# Task prompt:
Find every line below that contains the word "Reconstruction" and copy it out.

# Given data:

* START *

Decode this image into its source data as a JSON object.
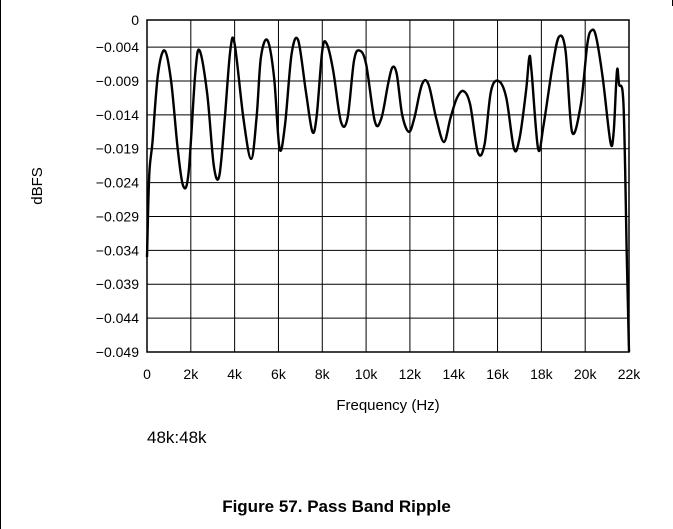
{
  "chart_data": {
    "type": "line",
    "xlabel": "Frequency (Hz)",
    "ylabel": "dBFS",
    "xlim": [
      0,
      22000
    ],
    "ylim": [
      -0.049,
      0
    ],
    "x_ticks": [
      0,
      2000,
      4000,
      6000,
      8000,
      10000,
      12000,
      14000,
      16000,
      18000,
      20000,
      22000
    ],
    "x_tick_labels": [
      "0",
      "2k",
      "4k",
      "6k",
      "8k",
      "10k",
      "12k",
      "14k",
      "16k",
      "18k",
      "20k",
      "22k"
    ],
    "y_ticks": [
      0,
      -0.004,
      -0.009,
      -0.014,
      -0.019,
      -0.024,
      -0.029,
      -0.034,
      -0.039,
      -0.044,
      -0.049
    ],
    "y_tick_labels": [
      "0",
      "−0.004",
      "−0.009",
      "−0.014",
      "−0.019",
      "−0.024",
      "−0.029",
      "−0.034",
      "−0.039",
      "−0.044",
      "−0.049"
    ],
    "grid": true,
    "series": [
      {
        "x": [
          0,
          100,
          250,
          500,
          800,
          1100,
          1400,
          1650,
          1900,
          2200,
          2400,
          2750,
          3050,
          3300,
          3550,
          3800,
          4000,
          4400,
          4750,
          5000,
          5200,
          5500,
          5800,
          6050,
          6300,
          6600,
          6900,
          7250,
          7550,
          7750,
          8000,
          8200,
          8500,
          8850,
          9150,
          9450,
          9700,
          10000,
          10400,
          10700,
          11000,
          11200,
          11400,
          11650,
          11950,
          12200,
          12550,
          12850,
          13200,
          13550,
          13850,
          14150,
          14450,
          14750,
          15100,
          15400,
          15700,
          16050,
          16400,
          16750,
          17000,
          17300,
          17450,
          17550,
          17850,
          18100,
          18500,
          18800,
          19100,
          19400,
          19800,
          20100,
          20300,
          20500,
          20800,
          21150,
          21300,
          21450,
          21550,
          21750,
          21900,
          22000
        ],
        "y": [
          -0.035,
          -0.023,
          -0.018,
          -0.008,
          -0.0045,
          -0.009,
          -0.019,
          -0.0245,
          -0.0225,
          -0.008,
          -0.0045,
          -0.011,
          -0.0215,
          -0.023,
          -0.0145,
          -0.0045,
          -0.0035,
          -0.0145,
          -0.0205,
          -0.0145,
          -0.0055,
          -0.003,
          -0.0085,
          -0.019,
          -0.0155,
          -0.005,
          -0.003,
          -0.0105,
          -0.0165,
          -0.014,
          -0.0045,
          -0.0035,
          -0.0075,
          -0.015,
          -0.0145,
          -0.006,
          -0.0045,
          -0.0065,
          -0.015,
          -0.0145,
          -0.0095,
          -0.007,
          -0.008,
          -0.014,
          -0.0165,
          -0.0145,
          -0.0095,
          -0.0095,
          -0.0145,
          -0.018,
          -0.0145,
          -0.0115,
          -0.0105,
          -0.0125,
          -0.0195,
          -0.0185,
          -0.0105,
          -0.009,
          -0.0115,
          -0.019,
          -0.0175,
          -0.0105,
          -0.0055,
          -0.0075,
          -0.019,
          -0.0155,
          -0.007,
          -0.0025,
          -0.0045,
          -0.0165,
          -0.0125,
          -0.0035,
          -0.0015,
          -0.0025,
          -0.0085,
          -0.018,
          -0.0165,
          -0.0075,
          -0.0095,
          -0.0125,
          -0.035,
          -0.049
        ]
      }
    ]
  },
  "note_text": "48k:48k",
  "caption": "Figure 57. Pass Band Ripple",
  "colors": {
    "line": "#000000",
    "grid": "#000000",
    "background": "#ffffff"
  }
}
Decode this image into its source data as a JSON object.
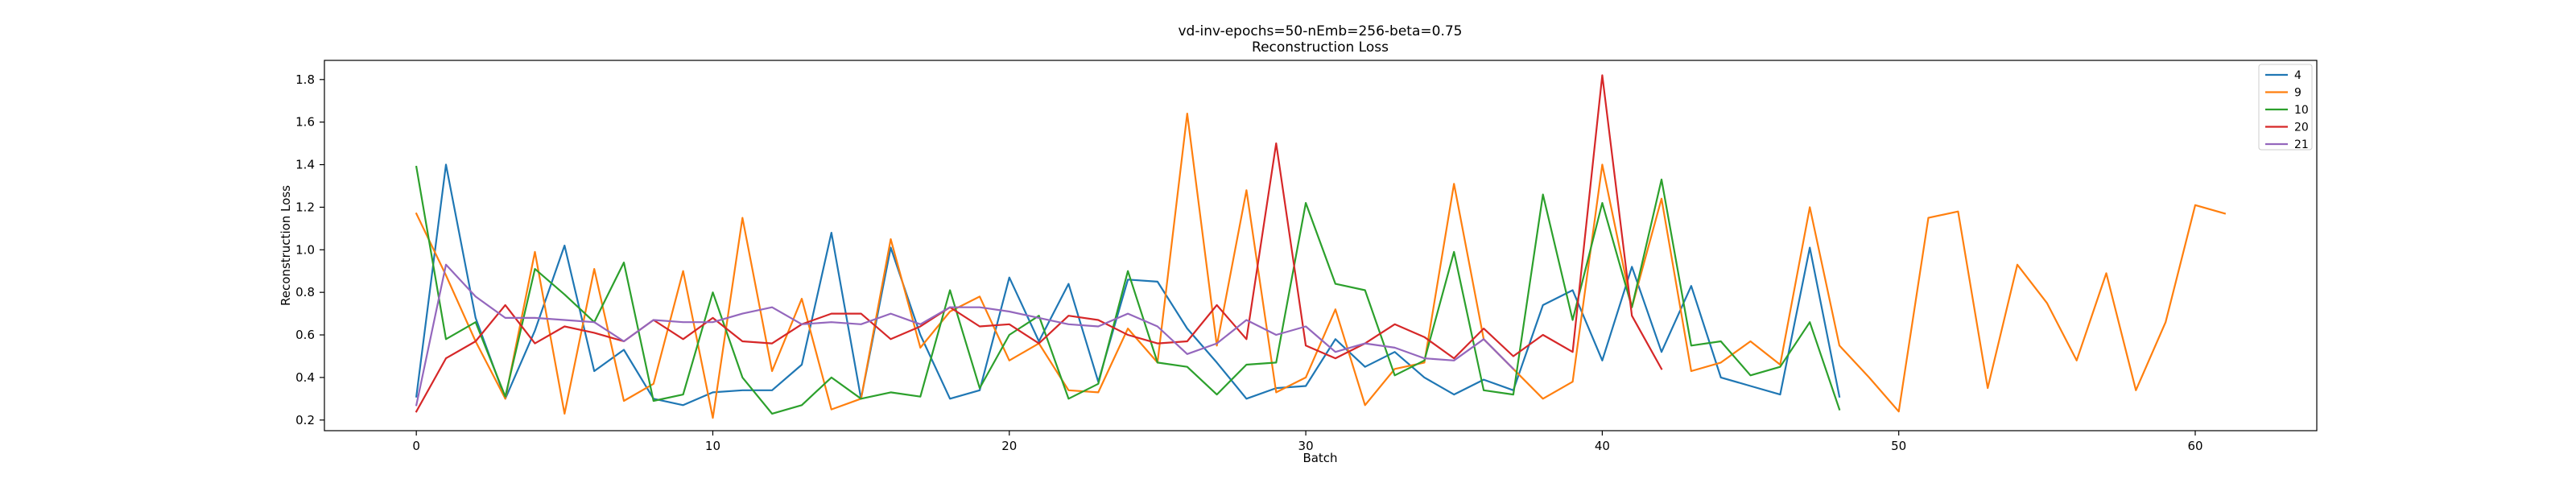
{
  "chart_data": {
    "type": "line",
    "title": "vd-inv-epochs=50-nEmb=256-beta=0.75",
    "subtitle": "Reconstruction Loss",
    "xlabel": "Batch",
    "ylabel": "Reconstruction Loss",
    "xlim": [
      -3.1,
      64.1
    ],
    "ylim": [
      0.15,
      1.89
    ],
    "xticks": [
      0,
      10,
      20,
      30,
      40,
      50,
      60
    ],
    "yticks": [
      0.2,
      0.4,
      0.6,
      0.8,
      1.0,
      1.2,
      1.4,
      1.6,
      1.8
    ],
    "grid": false,
    "legend_position": "top-right",
    "series": [
      {
        "name": "4",
        "color": "#1f77b4",
        "values": [
          0.31,
          1.4,
          0.68,
          0.3,
          0.62,
          1.02,
          0.43,
          0.53,
          0.3,
          0.27,
          0.33,
          0.34,
          0.34,
          0.46,
          1.08,
          0.3,
          1.01,
          0.6,
          0.3,
          0.34,
          0.87,
          0.57,
          0.84,
          0.38,
          0.86,
          0.85,
          0.63,
          0.47,
          0.3,
          0.35,
          0.36,
          0.58,
          0.45,
          0.52,
          0.4,
          0.32,
          0.39,
          0.34,
          0.74,
          0.81,
          0.48,
          0.92,
          0.52,
          0.83,
          0.4,
          0.36,
          0.32,
          1.01,
          0.31
        ]
      },
      {
        "name": "9",
        "color": "#ff7f0e",
        "values": [
          1.17,
          0.88,
          0.57,
          0.3,
          0.99,
          0.23,
          0.91,
          0.29,
          0.37,
          0.9,
          0.21,
          1.15,
          0.43,
          0.77,
          0.25,
          0.3,
          1.05,
          0.54,
          0.71,
          0.78,
          0.48,
          0.56,
          0.34,
          0.33,
          0.63,
          0.47,
          1.64,
          0.55,
          1.28,
          0.33,
          0.4,
          0.72,
          0.27,
          0.44,
          0.47,
          1.31,
          0.58,
          0.44,
          0.3,
          0.38,
          1.4,
          0.73,
          1.24,
          0.43,
          0.47,
          0.57,
          0.46,
          1.2,
          0.55,
          0.4,
          0.24,
          1.15,
          1.18,
          0.35,
          0.93,
          0.75,
          0.48,
          0.89,
          0.34,
          0.66,
          1.21,
          1.17
        ]
      },
      {
        "name": "10",
        "color": "#2ca02c",
        "values": [
          1.39,
          0.58,
          0.66,
          0.31,
          0.91,
          0.79,
          0.66,
          0.94,
          0.29,
          0.32,
          0.8,
          0.4,
          0.23,
          0.27,
          0.4,
          0.3,
          0.33,
          0.31,
          0.81,
          0.35,
          0.6,
          0.69,
          0.3,
          0.37,
          0.9,
          0.47,
          0.45,
          0.32,
          0.46,
          0.47,
          1.22,
          0.84,
          0.81,
          0.41,
          0.48,
          0.99,
          0.34,
          0.32,
          1.26,
          0.67,
          1.22,
          0.73,
          1.33,
          0.55,
          0.57,
          0.41,
          0.45,
          0.66,
          0.25
        ]
      },
      {
        "name": "20",
        "color": "#d62728",
        "values": [
          0.24,
          0.49,
          0.57,
          0.74,
          0.56,
          0.64,
          0.61,
          0.57,
          0.67,
          0.58,
          0.68,
          0.57,
          0.56,
          0.65,
          0.7,
          0.7,
          0.58,
          0.64,
          0.73,
          0.64,
          0.65,
          0.56,
          0.69,
          0.67,
          0.6,
          0.56,
          0.57,
          0.74,
          0.58,
          1.5,
          0.55,
          0.49,
          0.56,
          0.65,
          0.59,
          0.49,
          0.63,
          0.5,
          0.6,
          0.52,
          1.82,
          0.69,
          0.44
        ]
      },
      {
        "name": "21",
        "color": "#9467bd",
        "values": [
          0.27,
          0.93,
          0.78,
          0.68,
          0.68,
          0.67,
          0.66,
          0.57,
          0.67,
          0.66,
          0.66,
          0.7,
          0.73,
          0.65,
          0.66,
          0.65,
          0.7,
          0.65,
          0.73,
          0.73,
          0.71,
          0.68,
          0.65,
          0.64,
          0.7,
          0.64,
          0.51,
          0.56,
          0.67,
          0.6,
          0.64,
          0.52,
          0.56,
          0.54,
          0.49,
          0.48,
          0.58,
          0.44
        ]
      }
    ]
  }
}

* END *

# In response:
    "subtitle": "Reconstruction Loss",
    "ylabel": "Reconstruction Loss",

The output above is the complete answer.